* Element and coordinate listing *

+---+

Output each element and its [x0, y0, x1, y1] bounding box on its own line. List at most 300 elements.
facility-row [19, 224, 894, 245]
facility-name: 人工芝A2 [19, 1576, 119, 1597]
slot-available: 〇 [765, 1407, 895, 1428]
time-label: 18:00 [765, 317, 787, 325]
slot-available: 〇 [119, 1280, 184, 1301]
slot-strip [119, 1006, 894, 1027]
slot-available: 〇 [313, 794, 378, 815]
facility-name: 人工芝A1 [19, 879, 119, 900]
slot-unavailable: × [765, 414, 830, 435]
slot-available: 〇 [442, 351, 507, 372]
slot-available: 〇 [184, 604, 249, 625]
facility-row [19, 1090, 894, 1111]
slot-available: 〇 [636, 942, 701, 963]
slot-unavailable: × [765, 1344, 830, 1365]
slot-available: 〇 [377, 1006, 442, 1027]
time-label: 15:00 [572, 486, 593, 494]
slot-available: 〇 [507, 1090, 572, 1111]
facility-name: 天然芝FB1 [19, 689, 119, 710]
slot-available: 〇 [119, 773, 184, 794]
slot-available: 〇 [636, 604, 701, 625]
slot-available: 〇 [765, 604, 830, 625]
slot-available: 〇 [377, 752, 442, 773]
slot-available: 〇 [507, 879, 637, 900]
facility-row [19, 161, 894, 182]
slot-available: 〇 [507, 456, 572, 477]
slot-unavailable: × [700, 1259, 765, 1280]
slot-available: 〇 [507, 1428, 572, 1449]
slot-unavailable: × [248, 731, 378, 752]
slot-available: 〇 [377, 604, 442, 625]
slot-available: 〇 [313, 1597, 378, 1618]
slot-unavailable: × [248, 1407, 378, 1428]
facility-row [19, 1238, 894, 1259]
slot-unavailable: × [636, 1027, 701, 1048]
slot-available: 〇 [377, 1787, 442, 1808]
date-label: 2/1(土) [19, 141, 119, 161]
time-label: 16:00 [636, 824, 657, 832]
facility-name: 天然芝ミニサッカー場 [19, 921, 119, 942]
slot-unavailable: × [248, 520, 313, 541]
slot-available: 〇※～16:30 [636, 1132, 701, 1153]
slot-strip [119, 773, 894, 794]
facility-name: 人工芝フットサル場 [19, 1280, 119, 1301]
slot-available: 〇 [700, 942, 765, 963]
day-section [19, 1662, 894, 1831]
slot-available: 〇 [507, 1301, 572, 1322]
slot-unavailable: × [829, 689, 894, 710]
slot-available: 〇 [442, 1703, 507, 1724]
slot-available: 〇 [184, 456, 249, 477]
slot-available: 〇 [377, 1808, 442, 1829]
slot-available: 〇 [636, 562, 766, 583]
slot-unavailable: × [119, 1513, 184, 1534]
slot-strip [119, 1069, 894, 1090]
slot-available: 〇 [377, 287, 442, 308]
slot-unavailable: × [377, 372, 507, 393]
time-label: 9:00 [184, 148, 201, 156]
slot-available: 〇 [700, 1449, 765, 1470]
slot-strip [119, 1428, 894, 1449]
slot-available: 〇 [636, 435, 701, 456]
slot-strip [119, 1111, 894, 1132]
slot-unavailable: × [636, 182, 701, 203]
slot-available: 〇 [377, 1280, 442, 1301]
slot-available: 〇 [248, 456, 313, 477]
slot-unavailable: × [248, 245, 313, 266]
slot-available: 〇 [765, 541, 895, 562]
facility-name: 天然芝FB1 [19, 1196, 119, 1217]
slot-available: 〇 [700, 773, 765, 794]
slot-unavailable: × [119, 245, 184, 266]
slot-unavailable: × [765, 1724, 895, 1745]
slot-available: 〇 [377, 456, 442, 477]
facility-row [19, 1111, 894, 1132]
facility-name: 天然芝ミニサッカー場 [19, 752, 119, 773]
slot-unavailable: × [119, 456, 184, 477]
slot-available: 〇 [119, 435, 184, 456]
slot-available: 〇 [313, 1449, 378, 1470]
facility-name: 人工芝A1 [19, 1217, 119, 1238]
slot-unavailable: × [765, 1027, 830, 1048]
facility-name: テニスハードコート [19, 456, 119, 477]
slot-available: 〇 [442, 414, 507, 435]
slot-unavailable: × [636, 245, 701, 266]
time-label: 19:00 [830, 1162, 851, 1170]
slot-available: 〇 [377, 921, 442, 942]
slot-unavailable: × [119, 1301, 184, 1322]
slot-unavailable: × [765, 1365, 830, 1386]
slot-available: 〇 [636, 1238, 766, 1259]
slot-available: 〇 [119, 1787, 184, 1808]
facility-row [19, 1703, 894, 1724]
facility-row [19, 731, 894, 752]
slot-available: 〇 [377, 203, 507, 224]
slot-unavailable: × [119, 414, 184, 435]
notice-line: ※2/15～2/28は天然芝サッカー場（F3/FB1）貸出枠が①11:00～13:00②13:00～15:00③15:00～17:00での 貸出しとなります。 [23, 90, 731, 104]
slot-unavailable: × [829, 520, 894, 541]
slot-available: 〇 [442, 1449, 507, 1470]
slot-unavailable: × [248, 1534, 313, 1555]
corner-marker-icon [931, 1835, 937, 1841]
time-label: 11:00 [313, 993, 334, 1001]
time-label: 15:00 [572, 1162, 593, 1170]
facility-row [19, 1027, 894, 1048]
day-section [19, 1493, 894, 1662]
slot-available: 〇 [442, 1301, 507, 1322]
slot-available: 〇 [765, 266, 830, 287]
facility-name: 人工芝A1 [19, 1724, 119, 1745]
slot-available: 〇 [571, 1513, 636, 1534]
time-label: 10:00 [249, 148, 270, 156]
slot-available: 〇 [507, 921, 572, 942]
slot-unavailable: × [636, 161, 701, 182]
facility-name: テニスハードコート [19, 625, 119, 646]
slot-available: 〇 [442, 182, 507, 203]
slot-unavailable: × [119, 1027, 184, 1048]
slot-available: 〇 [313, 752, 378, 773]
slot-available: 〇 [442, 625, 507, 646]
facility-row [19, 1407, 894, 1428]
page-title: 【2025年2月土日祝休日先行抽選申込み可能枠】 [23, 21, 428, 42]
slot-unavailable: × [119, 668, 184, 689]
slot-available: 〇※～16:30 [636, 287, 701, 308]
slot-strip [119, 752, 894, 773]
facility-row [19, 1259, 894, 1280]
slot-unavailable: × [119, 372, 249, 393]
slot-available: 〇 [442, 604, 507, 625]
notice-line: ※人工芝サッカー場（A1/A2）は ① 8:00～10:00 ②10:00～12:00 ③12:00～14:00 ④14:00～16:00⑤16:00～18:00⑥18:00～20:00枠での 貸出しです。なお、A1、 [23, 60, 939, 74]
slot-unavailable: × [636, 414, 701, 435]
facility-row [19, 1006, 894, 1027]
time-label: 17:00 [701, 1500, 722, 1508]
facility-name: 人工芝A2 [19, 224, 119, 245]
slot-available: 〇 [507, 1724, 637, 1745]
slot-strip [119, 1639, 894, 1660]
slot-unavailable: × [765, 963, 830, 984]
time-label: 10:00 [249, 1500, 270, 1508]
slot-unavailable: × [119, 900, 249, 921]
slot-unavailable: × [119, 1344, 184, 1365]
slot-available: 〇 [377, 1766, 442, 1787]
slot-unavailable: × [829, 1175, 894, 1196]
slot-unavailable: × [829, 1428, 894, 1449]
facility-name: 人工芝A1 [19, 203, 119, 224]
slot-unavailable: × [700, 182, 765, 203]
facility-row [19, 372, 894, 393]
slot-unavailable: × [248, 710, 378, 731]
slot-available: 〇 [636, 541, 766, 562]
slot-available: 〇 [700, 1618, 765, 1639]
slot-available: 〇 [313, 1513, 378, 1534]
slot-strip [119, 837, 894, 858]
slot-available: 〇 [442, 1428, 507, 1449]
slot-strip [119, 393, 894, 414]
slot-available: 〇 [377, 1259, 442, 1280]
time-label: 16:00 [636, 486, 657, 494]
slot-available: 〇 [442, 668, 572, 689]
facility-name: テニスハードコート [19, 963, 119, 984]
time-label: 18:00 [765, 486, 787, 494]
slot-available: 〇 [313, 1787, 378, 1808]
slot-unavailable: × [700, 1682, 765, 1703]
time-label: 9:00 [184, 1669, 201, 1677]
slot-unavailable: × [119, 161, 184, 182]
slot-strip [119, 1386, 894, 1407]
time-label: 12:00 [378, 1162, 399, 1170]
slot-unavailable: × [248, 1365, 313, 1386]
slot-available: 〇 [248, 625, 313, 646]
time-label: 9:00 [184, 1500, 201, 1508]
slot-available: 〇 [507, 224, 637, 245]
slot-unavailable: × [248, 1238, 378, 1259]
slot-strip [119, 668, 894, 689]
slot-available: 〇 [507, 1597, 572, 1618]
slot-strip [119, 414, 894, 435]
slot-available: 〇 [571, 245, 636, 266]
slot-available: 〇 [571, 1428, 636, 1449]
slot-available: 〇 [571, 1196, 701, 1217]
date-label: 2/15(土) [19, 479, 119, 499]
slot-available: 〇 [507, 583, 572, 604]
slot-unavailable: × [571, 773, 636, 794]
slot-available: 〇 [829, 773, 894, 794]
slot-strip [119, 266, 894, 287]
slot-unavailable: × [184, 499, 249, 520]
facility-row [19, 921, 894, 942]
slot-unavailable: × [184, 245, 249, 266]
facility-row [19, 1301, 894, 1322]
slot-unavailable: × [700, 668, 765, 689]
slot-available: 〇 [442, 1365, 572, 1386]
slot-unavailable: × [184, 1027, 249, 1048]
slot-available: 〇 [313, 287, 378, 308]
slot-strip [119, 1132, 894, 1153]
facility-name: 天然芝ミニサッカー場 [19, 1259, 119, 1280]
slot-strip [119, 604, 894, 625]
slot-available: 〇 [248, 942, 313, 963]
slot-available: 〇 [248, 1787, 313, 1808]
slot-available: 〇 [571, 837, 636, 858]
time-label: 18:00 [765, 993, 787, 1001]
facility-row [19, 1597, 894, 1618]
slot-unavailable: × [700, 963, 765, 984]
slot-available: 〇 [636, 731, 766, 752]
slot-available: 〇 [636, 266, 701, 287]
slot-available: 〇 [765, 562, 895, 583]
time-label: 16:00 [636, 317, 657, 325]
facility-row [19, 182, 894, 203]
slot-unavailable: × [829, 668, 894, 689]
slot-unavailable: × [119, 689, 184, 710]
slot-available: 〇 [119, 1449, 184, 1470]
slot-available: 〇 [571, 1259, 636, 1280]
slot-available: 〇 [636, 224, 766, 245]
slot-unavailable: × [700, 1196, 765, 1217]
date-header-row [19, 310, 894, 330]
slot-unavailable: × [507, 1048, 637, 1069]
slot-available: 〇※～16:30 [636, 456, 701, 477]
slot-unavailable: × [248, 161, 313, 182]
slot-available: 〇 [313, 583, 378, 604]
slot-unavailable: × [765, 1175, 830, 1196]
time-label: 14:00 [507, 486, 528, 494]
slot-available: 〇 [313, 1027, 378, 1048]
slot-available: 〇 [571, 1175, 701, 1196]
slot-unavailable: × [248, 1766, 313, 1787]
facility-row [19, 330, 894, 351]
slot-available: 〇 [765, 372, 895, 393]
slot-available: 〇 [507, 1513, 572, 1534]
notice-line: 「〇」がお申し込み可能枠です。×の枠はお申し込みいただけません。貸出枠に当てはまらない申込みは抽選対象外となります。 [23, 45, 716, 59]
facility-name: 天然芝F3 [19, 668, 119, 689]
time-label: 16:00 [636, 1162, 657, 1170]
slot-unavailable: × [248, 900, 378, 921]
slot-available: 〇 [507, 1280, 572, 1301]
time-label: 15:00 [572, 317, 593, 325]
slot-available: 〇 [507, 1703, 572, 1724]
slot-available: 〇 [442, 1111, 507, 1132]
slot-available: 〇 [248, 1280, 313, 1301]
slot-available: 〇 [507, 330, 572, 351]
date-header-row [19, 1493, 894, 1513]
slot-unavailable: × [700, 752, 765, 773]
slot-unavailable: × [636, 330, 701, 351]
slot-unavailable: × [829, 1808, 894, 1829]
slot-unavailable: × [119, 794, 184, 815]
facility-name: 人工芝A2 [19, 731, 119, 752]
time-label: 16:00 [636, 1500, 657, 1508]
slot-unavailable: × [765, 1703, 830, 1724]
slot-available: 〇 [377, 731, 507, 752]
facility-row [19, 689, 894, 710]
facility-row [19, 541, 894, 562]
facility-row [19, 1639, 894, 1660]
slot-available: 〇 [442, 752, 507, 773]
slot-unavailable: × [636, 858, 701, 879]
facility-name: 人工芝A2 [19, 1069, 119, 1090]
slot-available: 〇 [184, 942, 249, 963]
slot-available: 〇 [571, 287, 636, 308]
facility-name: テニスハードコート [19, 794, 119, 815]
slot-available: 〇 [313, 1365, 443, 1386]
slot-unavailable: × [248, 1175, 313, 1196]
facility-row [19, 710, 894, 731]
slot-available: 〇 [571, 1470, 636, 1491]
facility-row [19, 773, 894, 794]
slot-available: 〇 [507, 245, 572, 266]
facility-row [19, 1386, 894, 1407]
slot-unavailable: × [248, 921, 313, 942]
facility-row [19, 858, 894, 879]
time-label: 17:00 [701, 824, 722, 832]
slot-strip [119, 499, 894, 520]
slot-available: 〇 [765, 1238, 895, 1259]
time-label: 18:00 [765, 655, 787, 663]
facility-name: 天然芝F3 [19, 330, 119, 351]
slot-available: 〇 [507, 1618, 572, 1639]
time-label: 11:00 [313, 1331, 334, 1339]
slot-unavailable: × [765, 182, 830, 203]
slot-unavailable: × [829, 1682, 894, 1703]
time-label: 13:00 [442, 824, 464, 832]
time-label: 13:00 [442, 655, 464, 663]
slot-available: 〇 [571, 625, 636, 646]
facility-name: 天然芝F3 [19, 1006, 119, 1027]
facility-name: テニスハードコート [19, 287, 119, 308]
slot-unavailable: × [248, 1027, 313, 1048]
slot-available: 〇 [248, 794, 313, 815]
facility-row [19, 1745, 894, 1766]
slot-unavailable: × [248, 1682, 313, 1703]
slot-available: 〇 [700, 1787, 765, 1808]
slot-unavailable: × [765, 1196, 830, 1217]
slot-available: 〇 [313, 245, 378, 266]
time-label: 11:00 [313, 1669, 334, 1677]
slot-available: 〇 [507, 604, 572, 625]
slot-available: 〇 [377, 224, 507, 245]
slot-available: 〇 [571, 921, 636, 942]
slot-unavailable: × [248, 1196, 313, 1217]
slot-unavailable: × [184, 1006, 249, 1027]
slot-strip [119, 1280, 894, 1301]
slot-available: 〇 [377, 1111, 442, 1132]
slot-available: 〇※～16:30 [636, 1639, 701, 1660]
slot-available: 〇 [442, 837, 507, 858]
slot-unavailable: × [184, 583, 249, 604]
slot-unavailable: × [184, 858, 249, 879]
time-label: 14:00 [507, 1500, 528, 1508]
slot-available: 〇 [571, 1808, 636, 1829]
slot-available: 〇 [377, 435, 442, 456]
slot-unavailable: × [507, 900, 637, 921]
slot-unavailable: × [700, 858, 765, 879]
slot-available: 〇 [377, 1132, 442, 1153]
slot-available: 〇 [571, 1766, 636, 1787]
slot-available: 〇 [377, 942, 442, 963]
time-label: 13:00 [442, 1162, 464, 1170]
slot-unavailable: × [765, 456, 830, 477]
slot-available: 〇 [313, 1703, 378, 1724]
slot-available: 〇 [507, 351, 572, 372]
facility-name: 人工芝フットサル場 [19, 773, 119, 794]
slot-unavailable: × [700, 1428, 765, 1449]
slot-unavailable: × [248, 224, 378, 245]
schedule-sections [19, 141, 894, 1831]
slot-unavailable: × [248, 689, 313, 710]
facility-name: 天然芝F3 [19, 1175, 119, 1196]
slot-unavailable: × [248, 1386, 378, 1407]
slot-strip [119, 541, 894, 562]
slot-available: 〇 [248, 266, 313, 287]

+---+

* Problem description *
Lay out the lines of the listing as a Markdown table with the columns "Row" and "Line", numbering each row and leaving out blank lines. Begin at the first line of the listing and stop after the line that contains "slot-available: 〇※～16:30 [636, 1132, 701, 1153]".

* Task response *
| Row | Line |
|---|---|
| 1 | Output each element and its [x0, y0, x1, y1] bounding box on its own line. List at most 300 elements. |
| 2 | facility-row [19, 224, 894, 245] |
| 3 | facility-name: 人工芝A2 [19, 1576, 119, 1597] |
| 4 | slot-available: 〇 [765, 1407, 895, 1428] |
| 5 | time-label: 18:00 [765, 317, 787, 325] |
| 6 | slot-available: 〇 [119, 1280, 184, 1301] |
| 7 | slot-strip [119, 1006, 894, 1027] |
| 8 | slot-available: 〇 [313, 794, 378, 815] |
| 9 | facility-name: 人工芝A1 [19, 879, 119, 900] |
| 10 | slot-unavailable: × [765, 414, 830, 435] |
| 11 | slot-available: 〇 [442, 351, 507, 372] |
| 12 | slot-available: 〇 [184, 604, 249, 625] |
| 13 | facility-row [19, 1090, 894, 1111] |
| 14 | slot-available: 〇 [636, 942, 701, 963] |
| 15 | slot-unavailable: × [765, 1344, 830, 1365] |
| 16 | slot-available: 〇 [377, 1006, 442, 1027] |
| 17 | time-label: 15:00 [572, 486, 593, 494] |
| 18 | slot-available: 〇 [507, 1090, 572, 1111] |
| 19 | facility-name: 天然芝FB1 [19, 689, 119, 710] |
| 20 | slot-available: 〇 [119, 773, 184, 794] |
| 21 | slot-available: 〇 [636, 604, 701, 625] |
| 22 | slot-available: 〇 [765, 604, 830, 625] |
| 23 | slot-available: 〇 [377, 752, 442, 773] |
| 24 | slot-available: 〇 [507, 879, 637, 900] |
| 25 | facility-row [19, 161, 894, 182] |
| 26 | slot-available: 〇 [507, 456, 572, 477] |
| 27 | slot-unavailable: × [700, 1259, 765, 1280] |
| 28 | slot-available: 〇 [507, 1428, 572, 1449] |
| 29 | slot-unavailable: × [248, 731, 378, 752] |
| 30 | slot-available: 〇 [377, 604, 442, 625] |
| 31 | slot-available: 〇 [313, 1597, 378, 1618] |
| 32 | slot-unavailable: × [248, 1407, 378, 1428] |
| 33 | facility-row [19, 1238, 894, 1259] |
| 34 | slot-unavailable: × [636, 1027, 701, 1048] |
| 35 | slot-available: 〇 [377, 1787, 442, 1808] |
| 36 | date-label: 2/1(土) [19, 141, 119, 161] |
| 37 | time-label: 16:00 [636, 824, 657, 832] |
| 38 | facility-name: 天然芝ミニサッカー場 [19, 921, 119, 942] |
| 39 | slot-unavailable: × [248, 520, 313, 541] |
| 40 | slot-available: 〇※～16:30 [636, 1132, 701, 1153] |